Written task: Copy all entries without alteration and skip the pictures they hold.

Collected data
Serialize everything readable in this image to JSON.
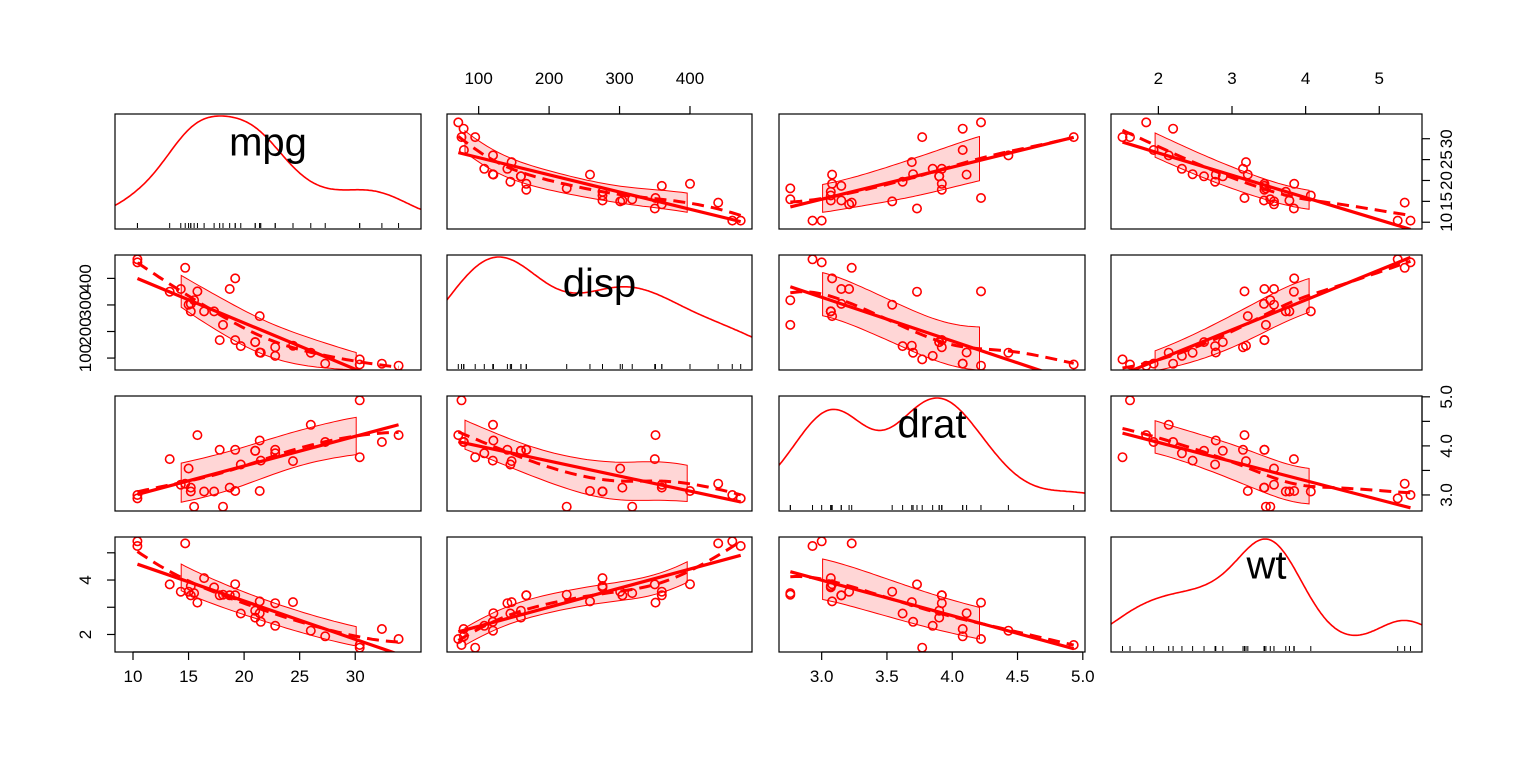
{
  "chart_data": {
    "type": "scatter",
    "variables": [
      "mpg",
      "disp",
      "drat",
      "wt"
    ],
    "colors": {
      "points": "#ff0000",
      "band": "#ffd6d6",
      "axis": "#000000"
    },
    "diagonal": "density",
    "grid": false,
    "axes": {
      "mpg": {
        "range": [
          9.4,
          34.9
        ],
        "ticks": [
          10,
          15,
          20,
          25,
          30
        ],
        "tick_labels": [
          "10",
          "15",
          "20",
          "25",
          "30"
        ]
      },
      "disp": {
        "range": [
          71.1,
          472
        ],
        "ticks": [
          100,
          200,
          300,
          400
        ],
        "tick_labels": [
          "100",
          "200",
          "300",
          "400"
        ]
      },
      "drat": {
        "range": [
          2.76,
          4.93
        ],
        "ticks": [
          3.0,
          3.5,
          4.0,
          4.5,
          5.0
        ],
        "tick_labels": [
          "3.0",
          "3.5",
          "4.0",
          "4.5",
          "5.0"
        ],
        "tick_labels_side": [
          "3.0",
          "4.0",
          "5.0"
        ]
      },
      "wt": {
        "range": [
          1.513,
          5.424
        ],
        "ticks": [
          2,
          3,
          4,
          5
        ],
        "tick_labels": [
          "2",
          "3",
          "4",
          "5"
        ],
        "tick_labels_side": [
          "2",
          "4"
        ]
      }
    },
    "axis_placement": {
      "top": [
        "disp",
        "wt"
      ],
      "bottom": [
        "mpg",
        "drat"
      ],
      "left": [
        "disp",
        "wt"
      ],
      "right": [
        "mpg",
        "drat"
      ]
    },
    "points": [
      {
        "mpg": 21.0,
        "disp": 160.0,
        "drat": 3.9,
        "wt": 2.62
      },
      {
        "mpg": 21.0,
        "disp": 160.0,
        "drat": 3.9,
        "wt": 2.875
      },
      {
        "mpg": 22.8,
        "disp": 108.0,
        "drat": 3.85,
        "wt": 2.32
      },
      {
        "mpg": 21.4,
        "disp": 258.0,
        "drat": 3.08,
        "wt": 3.215
      },
      {
        "mpg": 18.7,
        "disp": 360.0,
        "drat": 3.15,
        "wt": 3.44
      },
      {
        "mpg": 18.1,
        "disp": 225.0,
        "drat": 2.76,
        "wt": 3.46
      },
      {
        "mpg": 14.3,
        "disp": 360.0,
        "drat": 3.21,
        "wt": 3.57
      },
      {
        "mpg": 24.4,
        "disp": 146.7,
        "drat": 3.69,
        "wt": 3.19
      },
      {
        "mpg": 22.8,
        "disp": 140.8,
        "drat": 3.92,
        "wt": 3.15
      },
      {
        "mpg": 19.2,
        "disp": 167.6,
        "drat": 3.92,
        "wt": 3.44
      },
      {
        "mpg": 17.8,
        "disp": 167.6,
        "drat": 3.92,
        "wt": 3.44
      },
      {
        "mpg": 16.4,
        "disp": 275.8,
        "drat": 3.07,
        "wt": 4.07
      },
      {
        "mpg": 17.3,
        "disp": 275.8,
        "drat": 3.07,
        "wt": 3.73
      },
      {
        "mpg": 15.2,
        "disp": 275.8,
        "drat": 3.07,
        "wt": 3.78
      },
      {
        "mpg": 10.4,
        "disp": 472.0,
        "drat": 2.93,
        "wt": 5.25
      },
      {
        "mpg": 10.4,
        "disp": 460.0,
        "drat": 3.0,
        "wt": 5.424
      },
      {
        "mpg": 14.7,
        "disp": 440.0,
        "drat": 3.23,
        "wt": 5.345
      },
      {
        "mpg": 32.4,
        "disp": 78.7,
        "drat": 4.08,
        "wt": 2.2
      },
      {
        "mpg": 30.4,
        "disp": 75.7,
        "drat": 4.93,
        "wt": 1.615
      },
      {
        "mpg": 33.9,
        "disp": 71.1,
        "drat": 4.22,
        "wt": 1.835
      },
      {
        "mpg": 21.5,
        "disp": 120.1,
        "drat": 3.7,
        "wt": 2.465
      },
      {
        "mpg": 15.5,
        "disp": 318.0,
        "drat": 2.76,
        "wt": 3.52
      },
      {
        "mpg": 15.2,
        "disp": 304.0,
        "drat": 3.15,
        "wt": 3.435
      },
      {
        "mpg": 13.3,
        "disp": 350.0,
        "drat": 3.73,
        "wt": 3.84
      },
      {
        "mpg": 19.2,
        "disp": 400.0,
        "drat": 3.08,
        "wt": 3.845
      },
      {
        "mpg": 27.3,
        "disp": 79.0,
        "drat": 4.08,
        "wt": 1.935
      },
      {
        "mpg": 26.0,
        "disp": 120.3,
        "drat": 4.43,
        "wt": 2.14
      },
      {
        "mpg": 30.4,
        "disp": 95.1,
        "drat": 3.77,
        "wt": 1.513
      },
      {
        "mpg": 15.8,
        "disp": 351.0,
        "drat": 4.22,
        "wt": 3.17
      },
      {
        "mpg": 19.7,
        "disp": 145.0,
        "drat": 3.62,
        "wt": 2.77
      },
      {
        "mpg": 15.0,
        "disp": 301.0,
        "drat": 3.54,
        "wt": 3.57
      },
      {
        "mpg": 21.4,
        "disp": 121.0,
        "drat": 4.11,
        "wt": 2.78
      }
    ],
    "off_diagonal_overlays": [
      "points",
      "linear-fit-solid",
      "smoother-dashed",
      "spread-band"
    ]
  }
}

Full solution:
Serialize everything readable in this image to JSON.
{
  "chart_data": {
    "type": "scatter",
    "variables": [
      "mpg",
      "disp",
      "drat",
      "wt"
    ],
    "colors": {
      "points": "#ff0000",
      "band": "#ffd6d6",
      "axis": "#000000"
    },
    "diagonal": "density",
    "grid": false,
    "axes": {
      "mpg": {
        "range": [
          9.4,
          34.9
        ],
        "ticks": [
          10,
          15,
          20,
          25,
          30
        ],
        "tick_labels": [
          "10",
          "15",
          "20",
          "25",
          "30"
        ]
      },
      "disp": {
        "range": [
          71.1,
          472
        ],
        "ticks": [
          100,
          200,
          300,
          400
        ],
        "tick_labels": [
          "100",
          "200",
          "300",
          "400"
        ]
      },
      "drat": {
        "range": [
          2.76,
          4.93
        ],
        "ticks": [
          3.0,
          3.5,
          4.0,
          4.5,
          5.0
        ],
        "tick_labels": [
          "3.0",
          "3.5",
          "4.0",
          "4.5",
          "5.0"
        ],
        "tick_labels_side": [
          "3.0",
          "4.0",
          "5.0"
        ]
      },
      "wt": {
        "range": [
          1.513,
          5.424
        ],
        "ticks": [
          2,
          3,
          4,
          5
        ],
        "tick_labels": [
          "2",
          "3",
          "4",
          "5"
        ],
        "tick_labels_side": [
          "2",
          "4"
        ]
      }
    },
    "axis_placement": {
      "top": [
        "disp",
        "wt"
      ],
      "bottom": [
        "mpg",
        "drat"
      ],
      "left": [
        "disp",
        "wt"
      ],
      "right": [
        "mpg",
        "drat"
      ]
    },
    "points": [
      {
        "mpg": 21.0,
        "disp": 160.0,
        "drat": 3.9,
        "wt": 2.62
      },
      {
        "mpg": 21.0,
        "disp": 160.0,
        "drat": 3.9,
        "wt": 2.875
      },
      {
        "mpg": 22.8,
        "disp": 108.0,
        "drat": 3.85,
        "wt": 2.32
      },
      {
        "mpg": 21.4,
        "disp": 258.0,
        "drat": 3.08,
        "wt": 3.215
      },
      {
        "mpg": 18.7,
        "disp": 360.0,
        "drat": 3.15,
        "wt": 3.44
      },
      {
        "mpg": 18.1,
        "disp": 225.0,
        "drat": 2.76,
        "wt": 3.46
      },
      {
        "mpg": 14.3,
        "disp": 360.0,
        "drat": 3.21,
        "wt": 3.57
      },
      {
        "mpg": 24.4,
        "disp": 146.7,
        "drat": 3.69,
        "wt": 3.19
      },
      {
        "mpg": 22.8,
        "disp": 140.8,
        "drat": 3.92,
        "wt": 3.15
      },
      {
        "mpg": 19.2,
        "disp": 167.6,
        "drat": 3.92,
        "wt": 3.44
      },
      {
        "mpg": 17.8,
        "disp": 167.6,
        "drat": 3.92,
        "wt": 3.44
      },
      {
        "mpg": 16.4,
        "disp": 275.8,
        "drat": 3.07,
        "wt": 4.07
      },
      {
        "mpg": 17.3,
        "disp": 275.8,
        "drat": 3.07,
        "wt": 3.73
      },
      {
        "mpg": 15.2,
        "disp": 275.8,
        "drat": 3.07,
        "wt": 3.78
      },
      {
        "mpg": 10.4,
        "disp": 472.0,
        "drat": 2.93,
        "wt": 5.25
      },
      {
        "mpg": 10.4,
        "disp": 460.0,
        "drat": 3.0,
        "wt": 5.424
      },
      {
        "mpg": 14.7,
        "disp": 440.0,
        "drat": 3.23,
        "wt": 5.345
      },
      {
        "mpg": 32.4,
        "disp": 78.7,
        "drat": 4.08,
        "wt": 2.2
      },
      {
        "mpg": 30.4,
        "disp": 75.7,
        "drat": 4.93,
        "wt": 1.615
      },
      {
        "mpg": 33.9,
        "disp": 71.1,
        "drat": 4.22,
        "wt": 1.835
      },
      {
        "mpg": 21.5,
        "disp": 120.1,
        "drat": 3.7,
        "wt": 2.465
      },
      {
        "mpg": 15.5,
        "disp": 318.0,
        "drat": 2.76,
        "wt": 3.52
      },
      {
        "mpg": 15.2,
        "disp": 304.0,
        "drat": 3.15,
        "wt": 3.435
      },
      {
        "mpg": 13.3,
        "disp": 350.0,
        "drat": 3.73,
        "wt": 3.84
      },
      {
        "mpg": 19.2,
        "disp": 400.0,
        "drat": 3.08,
        "wt": 3.845
      },
      {
        "mpg": 27.3,
        "disp": 79.0,
        "drat": 4.08,
        "wt": 1.935
      },
      {
        "mpg": 26.0,
        "disp": 120.3,
        "drat": 4.43,
        "wt": 2.14
      },
      {
        "mpg": 30.4,
        "disp": 95.1,
        "drat": 3.77,
        "wt": 1.513
      },
      {
        "mpg": 15.8,
        "disp": 351.0,
        "drat": 4.22,
        "wt": 3.17
      },
      {
        "mpg": 19.7,
        "disp": 145.0,
        "drat": 3.62,
        "wt": 2.77
      },
      {
        "mpg": 15.0,
        "disp": 301.0,
        "drat": 3.54,
        "wt": 3.57
      },
      {
        "mpg": 21.4,
        "disp": 121.0,
        "drat": 4.11,
        "wt": 2.78
      }
    ],
    "off_diagonal_overlays": [
      "points",
      "linear-fit-solid",
      "smoother-dashed",
      "spread-band"
    ]
  }
}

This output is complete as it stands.